Dataset items:

-- Start --

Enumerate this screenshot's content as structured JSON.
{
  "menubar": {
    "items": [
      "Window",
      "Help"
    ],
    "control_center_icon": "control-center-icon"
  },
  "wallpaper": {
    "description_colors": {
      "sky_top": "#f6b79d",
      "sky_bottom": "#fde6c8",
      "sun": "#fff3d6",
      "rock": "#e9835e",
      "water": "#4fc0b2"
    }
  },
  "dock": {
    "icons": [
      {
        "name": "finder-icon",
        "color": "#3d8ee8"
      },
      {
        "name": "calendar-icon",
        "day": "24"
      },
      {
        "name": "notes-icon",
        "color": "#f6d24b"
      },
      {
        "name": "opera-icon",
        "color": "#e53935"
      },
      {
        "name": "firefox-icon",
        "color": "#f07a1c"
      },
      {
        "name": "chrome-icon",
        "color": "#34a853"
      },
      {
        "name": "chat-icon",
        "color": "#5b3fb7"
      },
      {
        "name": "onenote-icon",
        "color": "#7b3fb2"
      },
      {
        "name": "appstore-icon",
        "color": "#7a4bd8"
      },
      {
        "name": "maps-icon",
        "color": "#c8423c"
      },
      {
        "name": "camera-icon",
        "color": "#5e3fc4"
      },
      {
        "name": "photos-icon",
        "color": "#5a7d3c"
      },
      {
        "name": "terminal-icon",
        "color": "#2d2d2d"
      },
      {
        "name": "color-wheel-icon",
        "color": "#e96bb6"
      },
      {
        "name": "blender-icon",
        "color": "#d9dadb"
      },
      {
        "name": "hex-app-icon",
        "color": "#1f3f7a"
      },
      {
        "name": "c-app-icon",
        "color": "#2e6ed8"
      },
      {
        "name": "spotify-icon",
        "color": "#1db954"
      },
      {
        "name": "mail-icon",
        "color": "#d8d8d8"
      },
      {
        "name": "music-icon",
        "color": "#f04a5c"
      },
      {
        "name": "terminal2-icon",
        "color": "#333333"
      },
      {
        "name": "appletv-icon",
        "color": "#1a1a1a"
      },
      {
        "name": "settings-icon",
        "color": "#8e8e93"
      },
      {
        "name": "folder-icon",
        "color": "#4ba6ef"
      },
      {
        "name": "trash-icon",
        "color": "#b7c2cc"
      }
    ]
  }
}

-- End --

TASK PROMPT: Every line of the material must be returned exactly as it appears.

COMPLETED TASK:
Enumerate this screenshot's content as structured JSON.
{
  "menubar": {
    "items": [
      "Window",
      "Help"
    ],
    "control_center_icon": "control-center-icon"
  },
  "wallpaper": {
    "description_colors": {
      "sky_top": "#f6b79d",
      "sky_bottom": "#fde6c8",
      "sun": "#fff3d6",
      "rock": "#e9835e",
      "water": "#4fc0b2"
    }
  },
  "dock": {
    "icons": [
      {
        "name": "finder-icon",
        "color": "#3d8ee8"
      },
      {
        "name": "calendar-icon",
        "day": "24"
      },
      {
        "name": "notes-icon",
        "color": "#f6d24b"
      },
      {
        "name": "opera-icon",
        "color": "#e53935"
      },
      {
        "name": "firefox-icon",
        "color": "#f07a1c"
      },
      {
        "name": "chrome-icon",
        "color": "#34a853"
      },
      {
        "name": "chat-icon",
        "color": "#5b3fb7"
      },
      {
        "name": "onenote-icon",
        "color": "#7b3fb2"
      },
      {
        "name": "appstore-icon",
        "color": "#7a4bd8"
      },
      {
        "name": "maps-icon",
        "color": "#c8423c"
      },
      {
        "name": "camera-icon",
        "color": "#5e3fc4"
      },
      {
        "name": "photos-icon",
        "color": "#5a7d3c"
      },
      {
        "name": "terminal-icon",
        "color": "#2d2d2d"
      },
      {
        "name": "color-wheel-icon",
        "color": "#e96bb6"
      },
      {
        "name": "blender-icon",
        "color": "#d9dadb"
      },
      {
        "name": "hex-app-icon",
        "color": "#1f3f7a"
      },
      {
        "name": "c-app-icon",
        "color": "#2e6ed8"
      },
      {
        "name": "spotify-icon",
        "color": "#1db954"
      },
      {
        "name": "mail-icon",
        "color": "#d8d8d8"
      },
      {
        "name": "music-icon",
        "color": "#f04a5c"
      },
      {
        "name": "terminal2-icon",
        "color": "#333333"
      },
      {
        "name": "appletv-icon",
        "color": "#1a1a1a"
      },
      {
        "name": "settings-icon",
        "color": "#8e8e93"
      },
      {
        "name": "folder-icon",
        "color": "#4ba6ef"
      },
      {
        "name": "trash-icon",
        "color": "#b7c2cc"
      }
    ]
  }
}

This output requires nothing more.